> _WHAT NEEDS TO BE DONE_
Find how many lines in the data below mention "features". Give the number only.
▬▬▬
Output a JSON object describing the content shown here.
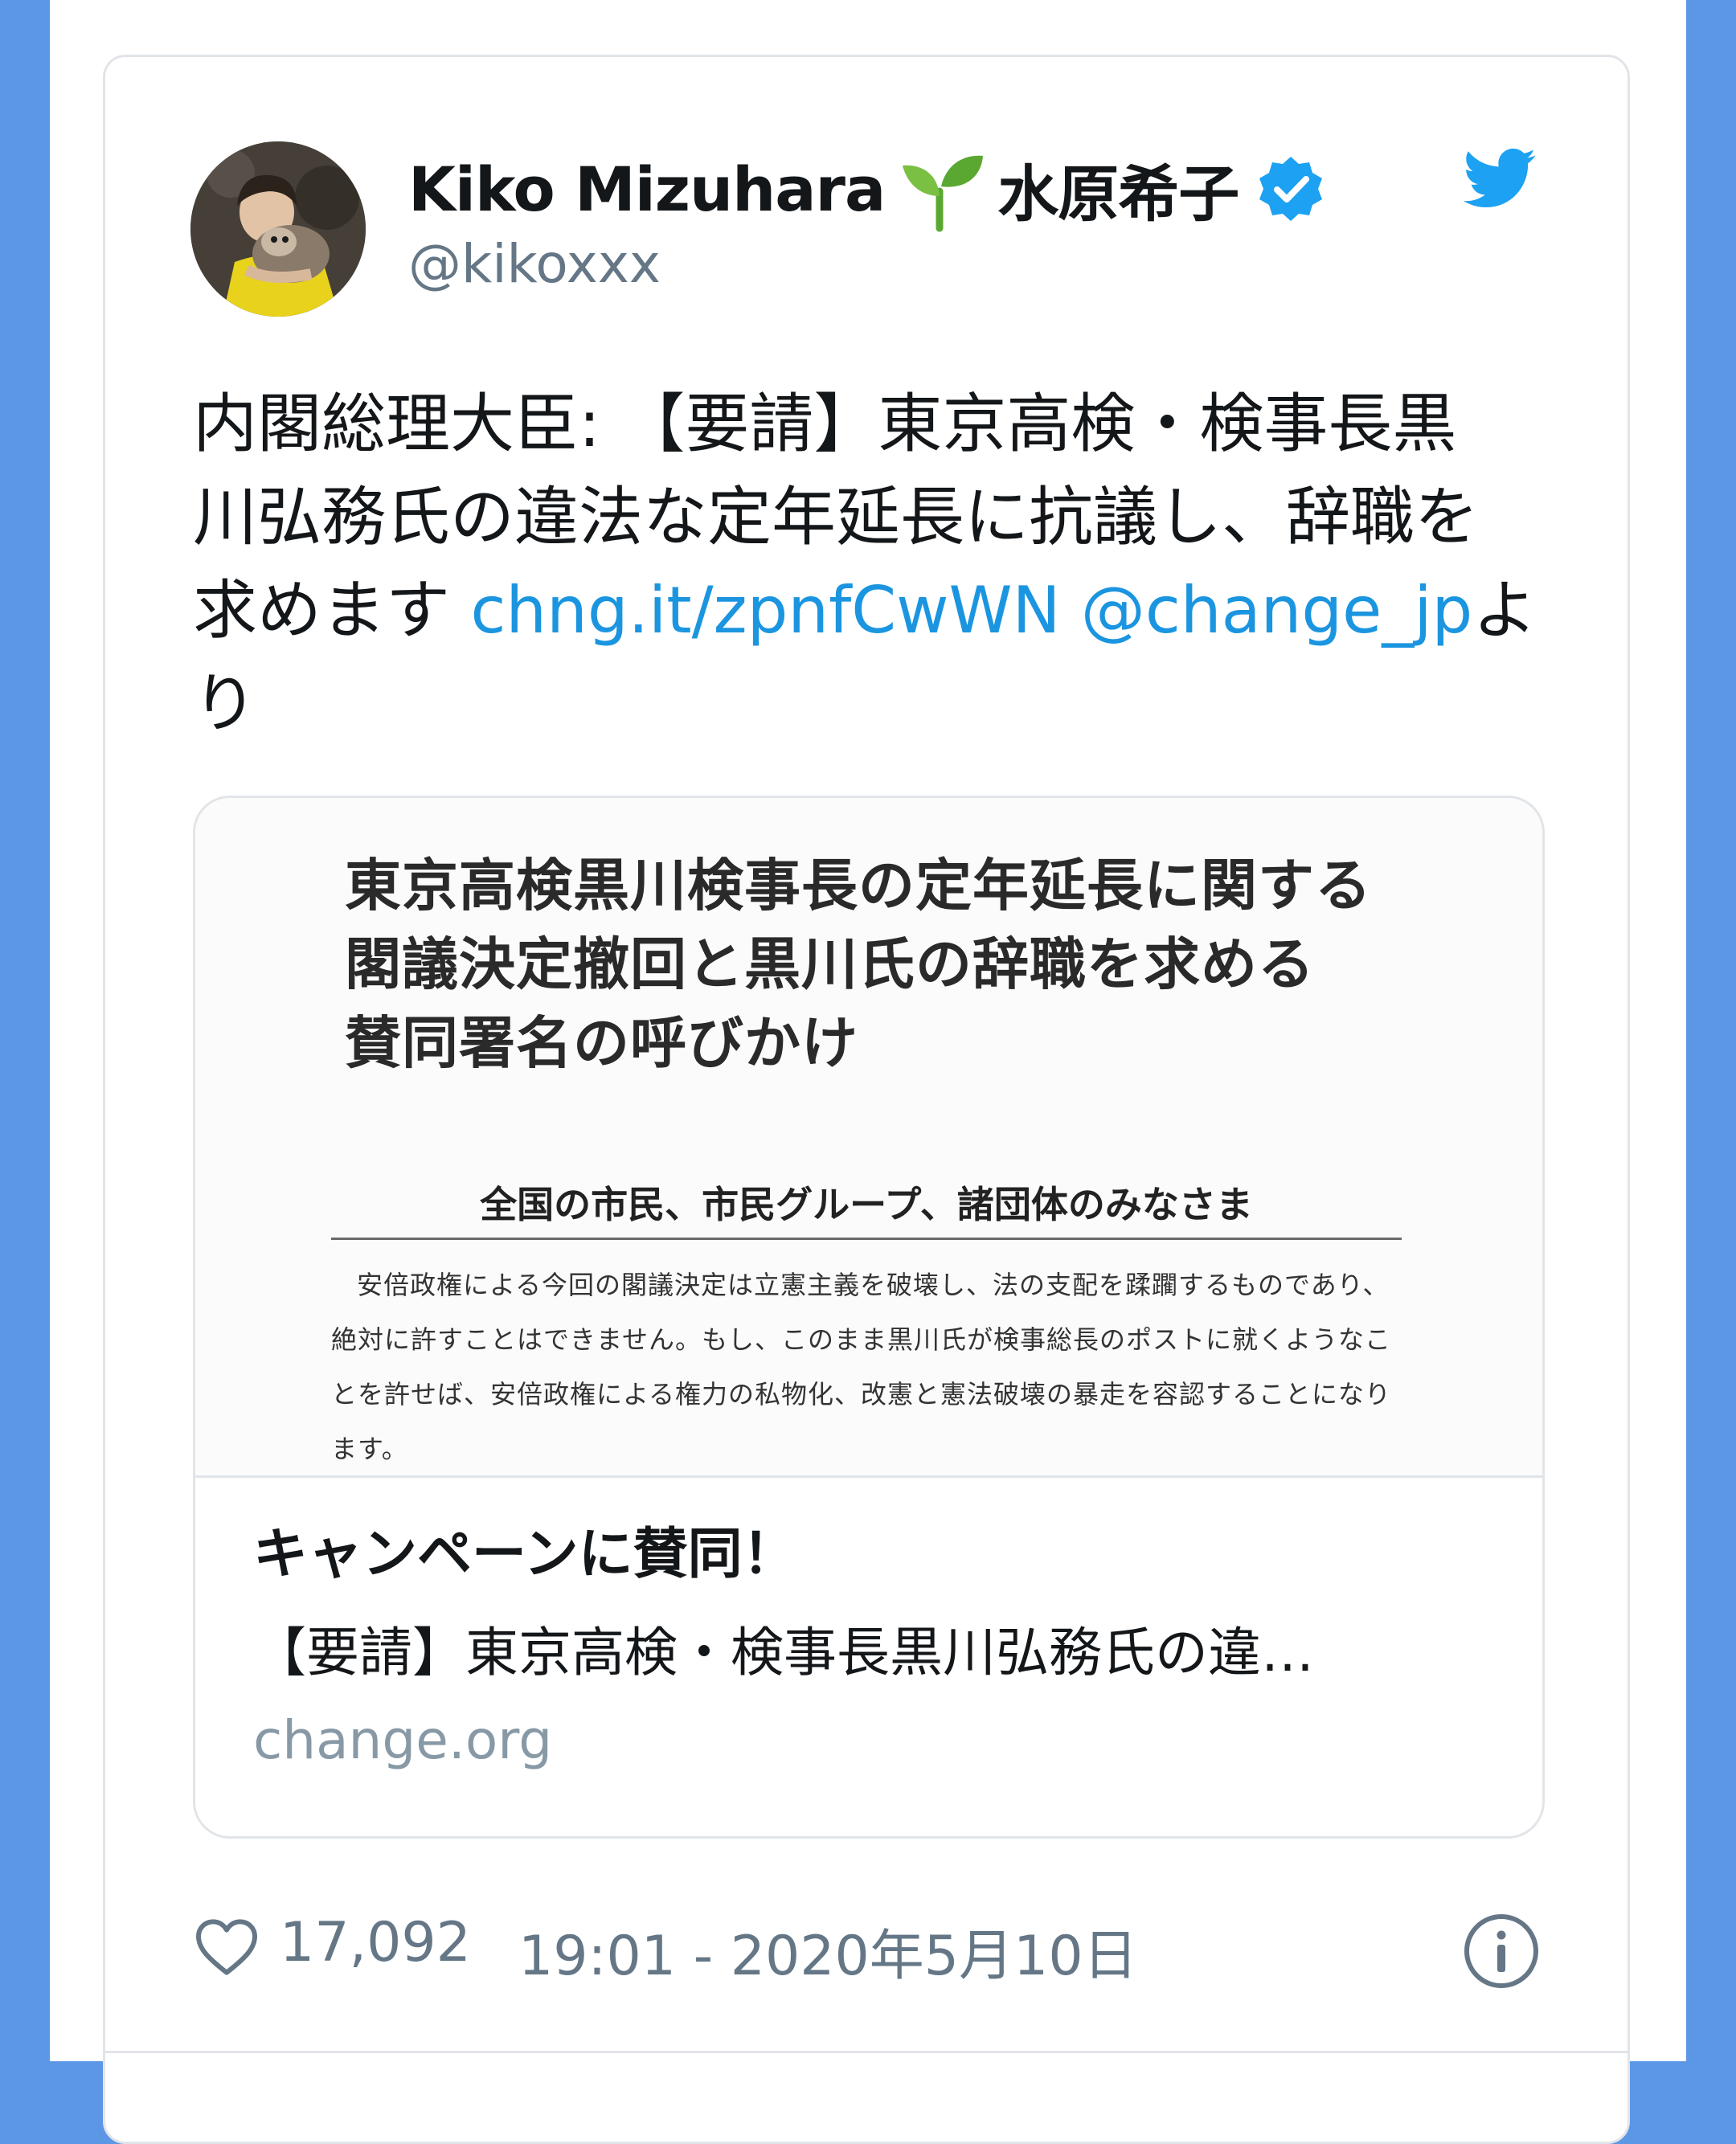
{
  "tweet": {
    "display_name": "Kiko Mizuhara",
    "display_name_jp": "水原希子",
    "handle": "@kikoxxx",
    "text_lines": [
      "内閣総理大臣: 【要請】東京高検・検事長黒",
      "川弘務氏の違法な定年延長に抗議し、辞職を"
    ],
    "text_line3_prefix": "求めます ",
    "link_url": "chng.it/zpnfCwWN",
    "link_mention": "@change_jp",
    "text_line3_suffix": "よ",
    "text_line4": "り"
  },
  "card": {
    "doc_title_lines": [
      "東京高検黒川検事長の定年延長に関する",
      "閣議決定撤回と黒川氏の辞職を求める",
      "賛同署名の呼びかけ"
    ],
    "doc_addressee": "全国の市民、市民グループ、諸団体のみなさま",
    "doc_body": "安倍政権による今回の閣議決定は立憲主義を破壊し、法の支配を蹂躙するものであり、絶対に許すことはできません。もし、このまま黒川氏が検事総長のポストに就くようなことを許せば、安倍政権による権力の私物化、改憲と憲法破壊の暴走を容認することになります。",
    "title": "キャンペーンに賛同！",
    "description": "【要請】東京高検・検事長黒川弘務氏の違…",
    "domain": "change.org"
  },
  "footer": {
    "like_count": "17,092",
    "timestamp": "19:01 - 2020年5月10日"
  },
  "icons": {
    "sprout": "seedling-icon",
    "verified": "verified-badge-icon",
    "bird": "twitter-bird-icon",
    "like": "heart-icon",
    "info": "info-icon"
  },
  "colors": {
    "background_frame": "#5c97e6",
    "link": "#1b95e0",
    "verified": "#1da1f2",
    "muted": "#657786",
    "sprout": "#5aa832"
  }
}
▬▬▬
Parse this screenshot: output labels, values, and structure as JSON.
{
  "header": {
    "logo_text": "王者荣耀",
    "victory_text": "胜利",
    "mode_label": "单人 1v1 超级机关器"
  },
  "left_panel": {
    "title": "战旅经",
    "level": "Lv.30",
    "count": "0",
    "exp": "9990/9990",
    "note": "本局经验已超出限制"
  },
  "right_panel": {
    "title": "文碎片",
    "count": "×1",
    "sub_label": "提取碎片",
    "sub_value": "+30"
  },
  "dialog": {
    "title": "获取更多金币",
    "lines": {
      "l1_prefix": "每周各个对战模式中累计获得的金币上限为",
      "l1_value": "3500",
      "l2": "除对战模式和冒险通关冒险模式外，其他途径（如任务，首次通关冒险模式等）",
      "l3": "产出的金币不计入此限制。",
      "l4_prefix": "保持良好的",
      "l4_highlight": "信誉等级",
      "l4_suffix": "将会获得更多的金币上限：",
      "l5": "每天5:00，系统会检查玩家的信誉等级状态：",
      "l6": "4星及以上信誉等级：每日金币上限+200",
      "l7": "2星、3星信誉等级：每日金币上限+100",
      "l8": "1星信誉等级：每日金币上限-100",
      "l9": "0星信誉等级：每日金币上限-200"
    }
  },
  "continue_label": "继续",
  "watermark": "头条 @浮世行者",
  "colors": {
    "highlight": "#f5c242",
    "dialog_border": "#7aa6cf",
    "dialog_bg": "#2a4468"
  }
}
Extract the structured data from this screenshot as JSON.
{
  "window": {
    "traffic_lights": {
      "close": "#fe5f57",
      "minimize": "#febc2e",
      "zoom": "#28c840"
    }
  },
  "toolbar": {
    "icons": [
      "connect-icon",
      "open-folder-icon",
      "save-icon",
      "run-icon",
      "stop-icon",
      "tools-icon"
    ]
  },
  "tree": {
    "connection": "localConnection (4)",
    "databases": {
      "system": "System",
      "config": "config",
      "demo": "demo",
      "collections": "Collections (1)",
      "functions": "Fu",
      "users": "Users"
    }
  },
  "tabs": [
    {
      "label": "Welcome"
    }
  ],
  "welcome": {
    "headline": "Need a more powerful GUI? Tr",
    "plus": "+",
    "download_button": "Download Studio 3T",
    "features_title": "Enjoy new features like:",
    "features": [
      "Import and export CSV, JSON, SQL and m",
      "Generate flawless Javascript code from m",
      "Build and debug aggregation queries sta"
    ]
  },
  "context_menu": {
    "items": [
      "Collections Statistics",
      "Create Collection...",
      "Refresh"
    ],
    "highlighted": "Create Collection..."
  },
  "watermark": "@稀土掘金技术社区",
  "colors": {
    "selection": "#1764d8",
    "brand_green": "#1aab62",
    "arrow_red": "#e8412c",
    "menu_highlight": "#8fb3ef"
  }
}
▬▬▬
> _FINISHED TASK_
2